== The task ==
Emit only the lines from the line containing "Transcribe the text in this document." through the last line of the entries, unchanged.

== Exercise input ==
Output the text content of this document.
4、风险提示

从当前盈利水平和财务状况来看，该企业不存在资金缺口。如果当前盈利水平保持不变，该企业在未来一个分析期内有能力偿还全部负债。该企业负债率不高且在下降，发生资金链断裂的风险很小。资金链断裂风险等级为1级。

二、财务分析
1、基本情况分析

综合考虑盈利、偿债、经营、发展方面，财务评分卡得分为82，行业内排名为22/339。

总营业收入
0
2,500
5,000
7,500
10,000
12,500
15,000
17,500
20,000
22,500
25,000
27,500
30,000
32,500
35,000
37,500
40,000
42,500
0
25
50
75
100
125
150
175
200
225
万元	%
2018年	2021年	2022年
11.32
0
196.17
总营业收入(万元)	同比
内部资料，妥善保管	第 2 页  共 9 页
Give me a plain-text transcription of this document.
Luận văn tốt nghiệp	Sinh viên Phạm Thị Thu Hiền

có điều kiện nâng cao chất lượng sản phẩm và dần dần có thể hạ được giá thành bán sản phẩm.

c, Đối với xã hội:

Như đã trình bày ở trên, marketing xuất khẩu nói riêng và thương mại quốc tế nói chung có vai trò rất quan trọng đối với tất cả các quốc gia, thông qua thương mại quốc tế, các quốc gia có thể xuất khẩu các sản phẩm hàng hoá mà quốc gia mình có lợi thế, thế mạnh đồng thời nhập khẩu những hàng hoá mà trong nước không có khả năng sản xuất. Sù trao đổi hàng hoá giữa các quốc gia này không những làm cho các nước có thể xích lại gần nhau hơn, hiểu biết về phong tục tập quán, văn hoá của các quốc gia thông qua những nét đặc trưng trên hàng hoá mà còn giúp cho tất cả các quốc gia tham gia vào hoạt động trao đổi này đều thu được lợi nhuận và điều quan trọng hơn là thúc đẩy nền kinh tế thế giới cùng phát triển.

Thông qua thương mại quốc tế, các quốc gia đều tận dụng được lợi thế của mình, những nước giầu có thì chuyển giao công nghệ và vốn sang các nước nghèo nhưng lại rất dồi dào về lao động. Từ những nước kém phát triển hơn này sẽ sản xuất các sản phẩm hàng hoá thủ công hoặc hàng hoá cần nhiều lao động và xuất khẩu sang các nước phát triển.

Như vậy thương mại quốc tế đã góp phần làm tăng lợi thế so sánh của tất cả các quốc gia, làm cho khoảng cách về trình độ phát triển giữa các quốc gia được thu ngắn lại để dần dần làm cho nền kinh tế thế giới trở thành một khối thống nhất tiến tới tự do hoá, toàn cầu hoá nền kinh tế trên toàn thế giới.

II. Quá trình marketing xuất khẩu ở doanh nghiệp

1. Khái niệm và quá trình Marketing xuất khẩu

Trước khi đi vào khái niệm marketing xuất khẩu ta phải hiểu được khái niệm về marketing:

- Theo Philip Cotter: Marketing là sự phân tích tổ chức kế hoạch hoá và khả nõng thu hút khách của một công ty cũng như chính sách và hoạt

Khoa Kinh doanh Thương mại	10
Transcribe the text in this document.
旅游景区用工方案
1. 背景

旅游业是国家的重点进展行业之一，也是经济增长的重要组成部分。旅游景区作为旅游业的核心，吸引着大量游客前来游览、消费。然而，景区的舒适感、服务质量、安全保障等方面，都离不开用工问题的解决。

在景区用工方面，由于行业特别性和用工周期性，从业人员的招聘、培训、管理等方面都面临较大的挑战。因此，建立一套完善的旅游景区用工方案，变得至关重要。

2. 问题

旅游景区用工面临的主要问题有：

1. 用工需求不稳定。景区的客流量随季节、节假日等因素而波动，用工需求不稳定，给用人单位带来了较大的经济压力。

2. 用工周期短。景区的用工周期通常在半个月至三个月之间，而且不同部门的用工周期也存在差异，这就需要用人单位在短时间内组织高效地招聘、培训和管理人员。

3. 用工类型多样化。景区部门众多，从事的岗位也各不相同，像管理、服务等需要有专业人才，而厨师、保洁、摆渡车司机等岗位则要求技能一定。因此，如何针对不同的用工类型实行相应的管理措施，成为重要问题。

== Correct response ==
Transcribe the text in this document.
旅游景区用工方案
1. 背景

旅游业是国家的重点进展行业之一，也是经济增长的重要组成部分。旅游景区作为旅游业的核心，吸引着大量游客前来游览、消费。然而，景区的舒适感、服务质量、安全保障等方面，都离不开用工问题的解决。

在景区用工方面，由于行业特别性和用工周期性，从业人员的招聘、培训、管理等方面都面临较大的挑战。因此，建立一套完善的旅游景区用工方案，变得至关重要。

2. 问题

旅游景区用工面临的主要问题有：

1. 用工需求不稳定。景区的客流量随季节、节假日等因素而波动，用工需求不稳定，给用人单位带来了较大的经济压力。

2. 用工周期短。景区的用工周期通常在半个月至三个月之间，而且不同部门的用工周期也存在差异，这就需要用人单位在短时间内组织高效地招聘、培训和管理人员。

3. 用工类型多样化。景区部门众多，从事的岗位也各不相同，像管理、服务等需要有专业人才，而厨师、保洁、摆渡车司机等岗位则要求技能一定。因此，如何针对不同的用工类型实行相应的管理措施，成为重要问题。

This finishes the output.